**DO THIS:**
Bring together all lines of the material below that contain the string "Measured".

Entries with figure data
* * * * * * * * *

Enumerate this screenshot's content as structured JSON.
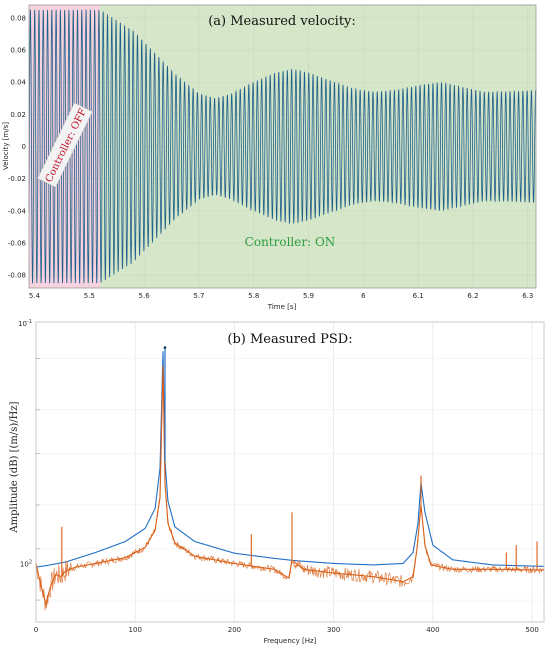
{
  "colors": {
    "velocity_line": "#1f5f8b",
    "off_region": "#f6d3de",
    "on_region": "#d5e6c9",
    "controller_off_text": "#c0162c",
    "controller_on_text": "#2e9e3e",
    "psd_blue": "#1f6fc6",
    "psd_orange": "#d95f17",
    "grid": "#d9d9d9"
  },
  "chart_data": [
    {
      "type": "line",
      "title": "(a) Measured velocity:",
      "xlabel": "Time [s]",
      "ylabel": "Velocity [m/s]",
      "xlim": [
        5.39,
        6.315
      ],
      "ylim": [
        -0.088,
        0.088
      ],
      "xticks": [
        "5.4",
        "5.5",
        "5.6",
        "5.7",
        "5.8",
        "5.9",
        "6",
        "6.1",
        "6.2",
        "6.3"
      ],
      "yticks": [
        "0.08",
        "0.06",
        "0.04",
        "0.02",
        "0",
        "-0.02",
        "-0.04",
        "-0.06",
        "-0.08"
      ],
      "regions": [
        {
          "label": "Controller: OFF",
          "x_start": 5.39,
          "x_end": 5.52
        },
        {
          "label": "Controller: ON",
          "x_start": 5.52,
          "x_end": 6.315
        }
      ],
      "signal": {
        "frequency_hz": 128,
        "envelope": {
          "x": [
            5.39,
            5.52,
            5.58,
            5.62,
            5.66,
            5.7,
            5.73,
            5.76,
            5.8,
            5.84,
            5.87,
            5.9,
            5.94,
            5.98,
            6.02,
            6.06,
            6.1,
            6.14,
            6.18,
            6.22,
            6.26,
            6.315
          ],
          "amplitude": [
            0.085,
            0.085,
            0.072,
            0.058,
            0.044,
            0.033,
            0.03,
            0.033,
            0.04,
            0.046,
            0.048,
            0.046,
            0.041,
            0.036,
            0.034,
            0.035,
            0.038,
            0.04,
            0.037,
            0.034,
            0.034,
            0.035
          ]
        }
      }
    },
    {
      "type": "line",
      "title": "(b) Measured PSD:",
      "xlabel": "Frequency [Hz]",
      "ylabel": "Amplitude (dB) [(m/s)/Hz]",
      "xlim": [
        0,
        512
      ],
      "ylim": [
        -109,
        -68
      ],
      "y_scale": "log",
      "xticks": [
        "0",
        "100",
        "200",
        "300",
        "400",
        "500"
      ],
      "yticks": [
        "10^{-1}",
        "10^{2}"
      ],
      "grid": true,
      "series": [
        {
          "color": "blue",
          "x": [
            0,
            10,
            30,
            60,
            90,
            110,
            120,
            125,
            128,
            130,
            133,
            140,
            160,
            200,
            240,
            260,
            300,
            340,
            370,
            380,
            385,
            388,
            392,
            400,
            420,
            460,
            512
          ],
          "y": [
            -101.5,
            -101.3,
            -100.8,
            -99.5,
            -98.0,
            -96.2,
            -93.5,
            -88.0,
            -72.0,
            -87.0,
            -92.5,
            -96.0,
            -98.0,
            -99.6,
            -100.3,
            -100.6,
            -101.0,
            -101.2,
            -101.0,
            -99.5,
            -95.5,
            -90.0,
            -94.0,
            -98.5,
            -100.5,
            -101.2,
            -101.4
          ],
          "spikes": [
            {
              "x": 130,
              "y": -71.5
            }
          ]
        },
        {
          "color": "orange",
          "x": [
            0,
            5,
            10,
            15,
            20,
            25,
            30,
            40,
            60,
            90,
            110,
            120,
            125,
            128,
            130,
            133,
            140,
            160,
            200,
            240,
            255,
            258,
            262,
            270,
            300,
            340,
            370,
            380,
            384,
            388,
            392,
            398,
            420,
            460,
            512
          ],
          "y": [
            -101.0,
            -104.0,
            -106.5,
            -104.0,
            -102.5,
            -102.8,
            -102.0,
            -101.5,
            -101.0,
            -100.2,
            -98.8,
            -96.5,
            -92.0,
            -74.0,
            -90.0,
            -95.5,
            -98.2,
            -100.0,
            -101.0,
            -101.8,
            -103.0,
            -100.5,
            -101.0,
            -101.8,
            -102.3,
            -102.8,
            -103.5,
            -102.8,
            -99.0,
            -93.0,
            -98.5,
            -101.2,
            -101.8,
            -101.8,
            -101.9
          ],
          "spikes": [
            {
              "x": 26,
              "y": -96.0
            },
            {
              "x": 217,
              "y": -97.0
            },
            {
              "x": 258,
              "y": -94.0
            },
            {
              "x": 388,
              "y": -89.0
            },
            {
              "x": 474,
              "y": -99.5
            },
            {
              "x": 484,
              "y": -98.5
            },
            {
              "x": 505,
              "y": -98.0
            }
          ]
        }
      ]
    }
  ]
}
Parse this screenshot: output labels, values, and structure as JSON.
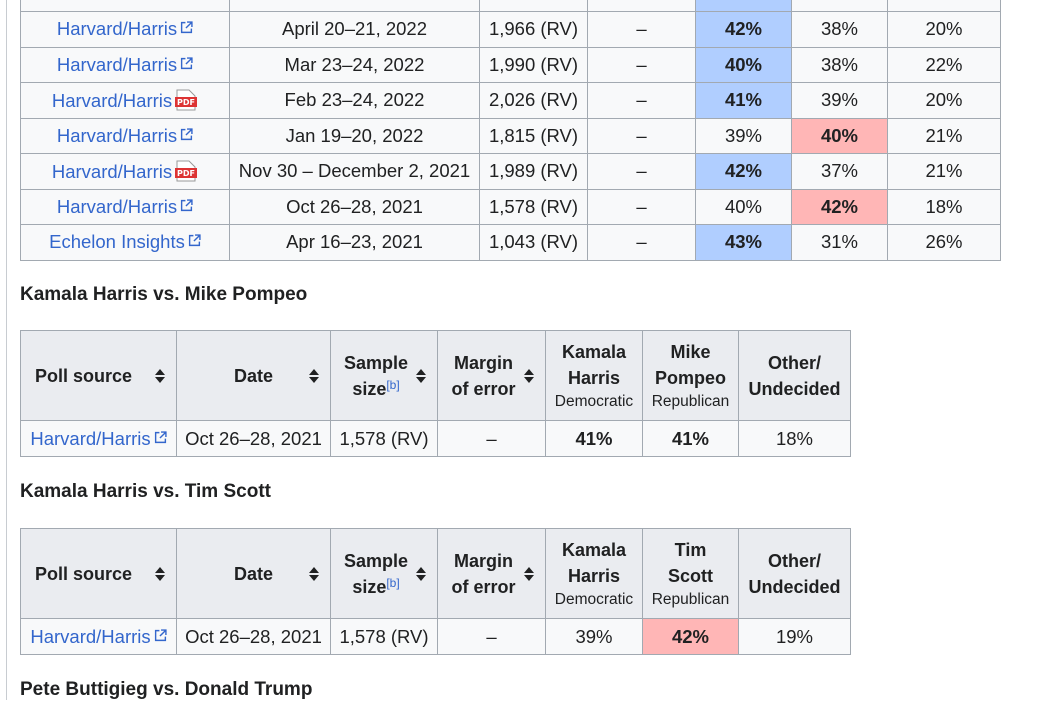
{
  "top_table": {
    "rows": [
      {
        "source": "Harvard/Harris",
        "icon": "external-link-icon",
        "date": "April 20–21, 2022",
        "sample": "1,966 (RV)",
        "margin": "–",
        "c1": "42%",
        "c2": "38%",
        "c3": "20%",
        "hl": "c1"
      },
      {
        "source": "Harvard/Harris",
        "icon": "external-link-icon",
        "date": "Mar 23–24, 2022",
        "sample": "1,990 (RV)",
        "margin": "–",
        "c1": "40%",
        "c2": "38%",
        "c3": "22%",
        "hl": "c1"
      },
      {
        "source": "Harvard/Harris",
        "icon": "pdf-icon",
        "date": "Feb 23–24, 2022",
        "sample": "2,026 (RV)",
        "margin": "–",
        "c1": "41%",
        "c2": "39%",
        "c3": "20%",
        "hl": "c1"
      },
      {
        "source": "Harvard/Harris",
        "icon": "external-link-icon",
        "date": "Jan 19–20, 2022",
        "sample": "1,815 (RV)",
        "margin": "–",
        "c1": "39%",
        "c2": "40%",
        "c3": "21%",
        "hl": "c2"
      },
      {
        "source": "Harvard/Harris",
        "icon": "pdf-icon",
        "date": "Nov 30 – December 2, 2021",
        "sample": "1,989 (RV)",
        "margin": "–",
        "c1": "42%",
        "c2": "37%",
        "c3": "21%",
        "hl": "c1"
      },
      {
        "source": "Harvard/Harris",
        "icon": "external-link-icon",
        "date": "Oct 26–28, 2021",
        "sample": "1,578 (RV)",
        "margin": "–",
        "c1": "40%",
        "c2": "42%",
        "c3": "18%",
        "hl": "c2"
      },
      {
        "source": "Echelon Insights",
        "icon": "external-link-icon",
        "date": "Apr 16–23, 2021",
        "sample": "1,043 (RV)",
        "margin": "–",
        "c1": "43%",
        "c2": "31%",
        "c3": "26%",
        "hl": "c1"
      }
    ]
  },
  "sections": [
    {
      "heading": "Kamala Harris vs. Mike Pompeo",
      "headers": {
        "poll_source": "Poll source",
        "date": "Date",
        "sample_l1": "Sample",
        "sample_l2": "size",
        "sample_note": "[b]",
        "margin_l1": "Margin",
        "margin_l2": "of error",
        "c1_l1": "Kamala",
        "c1_l2": "Harris",
        "c1_party": "Democratic",
        "c2_l1": "Mike",
        "c2_l2": "Pompeo",
        "c2_party": "Republican",
        "other_l1": "Other/",
        "other_l2": "Undecided"
      },
      "row": {
        "source": "Harvard/Harris",
        "date": "Oct 26–28, 2021",
        "sample": "1,578 (RV)",
        "margin": "–",
        "c1": "41%",
        "c2": "41%",
        "other": "18%",
        "hl": "tie"
      }
    },
    {
      "heading": "Kamala Harris vs. Tim Scott",
      "headers": {
        "poll_source": "Poll source",
        "date": "Date",
        "sample_l1": "Sample",
        "sample_l2": "size",
        "sample_note": "[b]",
        "margin_l1": "Margin",
        "margin_l2": "of error",
        "c1_l1": "Kamala",
        "c1_l2": "Harris",
        "c1_party": "Democratic",
        "c2_l1": "Tim",
        "c2_l2": "Scott",
        "c2_party": "Republican",
        "other_l1": "Other/",
        "other_l2": "Undecided"
      },
      "row": {
        "source": "Harvard/Harris",
        "date": "Oct 26–28, 2021",
        "sample": "1,578 (RV)",
        "margin": "–",
        "c1": "39%",
        "c2": "42%",
        "other": "19%",
        "hl": "c2"
      }
    }
  ],
  "next_heading": "Pete Buttigieg vs. Donald Trump",
  "colors": {
    "link": "#3366cc",
    "dem_highlight": "#b0ceff",
    "rep_highlight": "#ffb6b6",
    "header_bg": "#eaecf0",
    "cell_bg": "#f8f9fa",
    "border": "#a2a9b1"
  }
}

* * * * * * * * *

**TASK RESPONSE:**
      "title": "(a) Measured velocity:",
      "title": "(b) Measured PSD:",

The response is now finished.